Can you write out all the lines word for word, with no pictures?
*** EXERCISE DATA ***
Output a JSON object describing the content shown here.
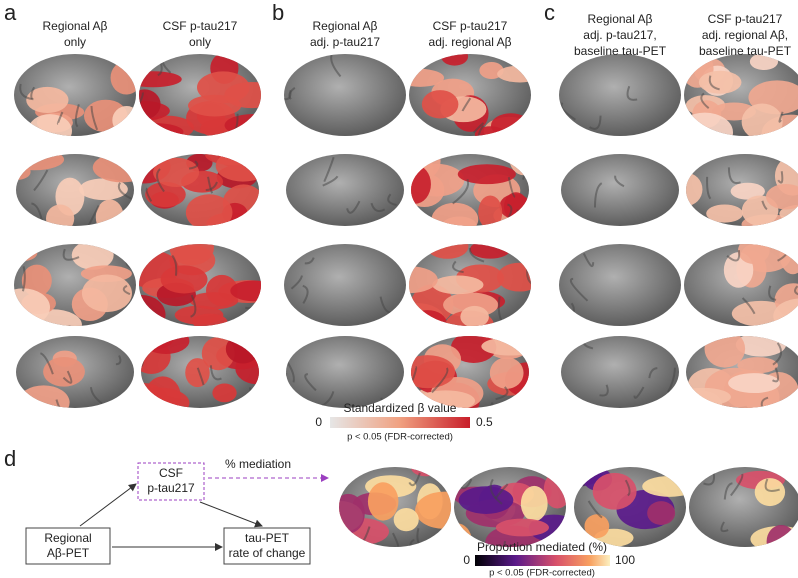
{
  "panels": [
    {
      "letter": "a",
      "columns": [
        [
          "Regional Aβ",
          "only"
        ],
        [
          "CSF p-tau217",
          "only"
        ]
      ]
    },
    {
      "letter": "b",
      "columns": [
        [
          "Regional Aβ",
          "adj. p-tau217"
        ],
        [
          "CSF p-tau217",
          "adj. regional Aβ"
        ]
      ]
    },
    {
      "letter": "c",
      "columns": [
        [
          "Regional Aβ",
          "adj. p-tau217,",
          "baseline tau-PET"
        ],
        [
          "CSF p-tau217",
          "adj. regional Aβ,",
          "baseline tau-PET"
        ]
      ]
    }
  ],
  "colorbar_beta": {
    "title": "Standardized β value",
    "min_label": "0",
    "max_label": "0.5",
    "note": "p < 0.05 (FDR-corrected)"
  },
  "panel_d": {
    "letter": "d",
    "nodes": [
      [
        "CSF",
        "p-tau217"
      ],
      [
        "Regional",
        "Aβ-PET"
      ],
      [
        "tau-PET",
        "rate of change"
      ]
    ],
    "edge_label": "% mediation",
    "colorbar": {
      "title": "Proportion mediated (%)",
      "min_label": "0",
      "max_label": "100",
      "note": "p < 0.05 (FDR-corrected)"
    }
  }
}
***
• _TASK RESULT_
Output a JSON object describing the content shown here.
{
  "panels": [
    {
      "letter": "a",
      "columns": [
        [
          "Regional Aβ",
          "only"
        ],
        [
          "CSF p-tau217",
          "only"
        ]
      ]
    },
    {
      "letter": "b",
      "columns": [
        [
          "Regional Aβ",
          "adj. p-tau217"
        ],
        [
          "CSF p-tau217",
          "adj. regional Aβ"
        ]
      ]
    },
    {
      "letter": "c",
      "columns": [
        [
          "Regional Aβ",
          "adj. p-tau217,",
          "baseline tau-PET"
        ],
        [
          "CSF p-tau217",
          "adj. regional Aβ,",
          "baseline tau-PET"
        ]
      ]
    }
  ],
  "colorbar_beta": {
    "title": "Standardized β value",
    "min_label": "0",
    "max_label": "0.5",
    "note": "p < 0.05 (FDR-corrected)"
  },
  "panel_d": {
    "letter": "d",
    "nodes": [
      [
        "CSF",
        "p-tau217"
      ],
      [
        "Regional",
        "Aβ-PET"
      ],
      [
        "tau-PET",
        "rate of change"
      ]
    ],
    "edge_label": "% mediation",
    "colorbar": {
      "title": "Proportion mediated (%)",
      "min_label": "0",
      "max_label": "100",
      "note": "p < 0.05 (FDR-corrected)"
    }
  }
}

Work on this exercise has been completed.